*** Available data Section Begins ***

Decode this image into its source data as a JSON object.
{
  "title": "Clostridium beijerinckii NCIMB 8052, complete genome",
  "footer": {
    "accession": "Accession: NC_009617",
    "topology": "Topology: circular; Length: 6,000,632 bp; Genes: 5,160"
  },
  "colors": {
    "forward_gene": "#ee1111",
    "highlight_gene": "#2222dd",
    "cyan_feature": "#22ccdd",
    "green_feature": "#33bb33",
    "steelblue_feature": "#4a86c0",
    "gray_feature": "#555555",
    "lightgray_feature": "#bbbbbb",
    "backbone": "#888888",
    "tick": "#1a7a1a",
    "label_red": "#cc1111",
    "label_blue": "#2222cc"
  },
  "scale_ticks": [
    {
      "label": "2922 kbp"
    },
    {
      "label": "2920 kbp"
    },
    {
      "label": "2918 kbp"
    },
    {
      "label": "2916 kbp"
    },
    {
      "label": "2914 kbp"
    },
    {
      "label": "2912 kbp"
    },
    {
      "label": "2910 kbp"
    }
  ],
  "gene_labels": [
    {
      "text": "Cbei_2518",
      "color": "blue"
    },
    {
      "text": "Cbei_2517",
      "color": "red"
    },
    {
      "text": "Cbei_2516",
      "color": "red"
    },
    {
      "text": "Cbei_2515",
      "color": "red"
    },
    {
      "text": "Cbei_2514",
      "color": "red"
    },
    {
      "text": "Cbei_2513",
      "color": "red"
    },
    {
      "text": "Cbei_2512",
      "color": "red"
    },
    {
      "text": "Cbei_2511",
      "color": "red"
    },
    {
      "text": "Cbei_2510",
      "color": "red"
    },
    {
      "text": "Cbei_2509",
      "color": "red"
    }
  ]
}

*** Available data Section Ends ***

■ Task item ■
Each line above needs to be repeated exactly, with nothing omitted.

■ Solution to this task ■
Decode this image into its source data as a JSON object.
{
  "title": "Clostridium beijerinckii NCIMB 8052, complete genome",
  "footer": {
    "accession": "Accession: NC_009617",
    "topology": "Topology: circular; Length: 6,000,632 bp; Genes: 5,160"
  },
  "colors": {
    "forward_gene": "#ee1111",
    "highlight_gene": "#2222dd",
    "cyan_feature": "#22ccdd",
    "green_feature": "#33bb33",
    "steelblue_feature": "#4a86c0",
    "gray_feature": "#555555",
    "lightgray_feature": "#bbbbbb",
    "backbone": "#888888",
    "tick": "#1a7a1a",
    "label_red": "#cc1111",
    "label_blue": "#2222cc"
  },
  "scale_ticks": [
    {
      "label": "2922 kbp"
    },
    {
      "label": "2920 kbp"
    },
    {
      "label": "2918 kbp"
    },
    {
      "label": "2916 kbp"
    },
    {
      "label": "2914 kbp"
    },
    {
      "label": "2912 kbp"
    },
    {
      "label": "2910 kbp"
    }
  ],
  "gene_labels": [
    {
      "text": "Cbei_2518",
      "color": "blue"
    },
    {
      "text": "Cbei_2517",
      "color": "red"
    },
    {
      "text": "Cbei_2516",
      "color": "red"
    },
    {
      "text": "Cbei_2515",
      "color": "red"
    },
    {
      "text": "Cbei_2514",
      "color": "red"
    },
    {
      "text": "Cbei_2513",
      "color": "red"
    },
    {
      "text": "Cbei_2512",
      "color": "red"
    },
    {
      "text": "Cbei_2511",
      "color": "red"
    },
    {
      "text": "Cbei_2510",
      "color": "red"
    },
    {
      "text": "Cbei_2509",
      "color": "red"
    }
  ]
}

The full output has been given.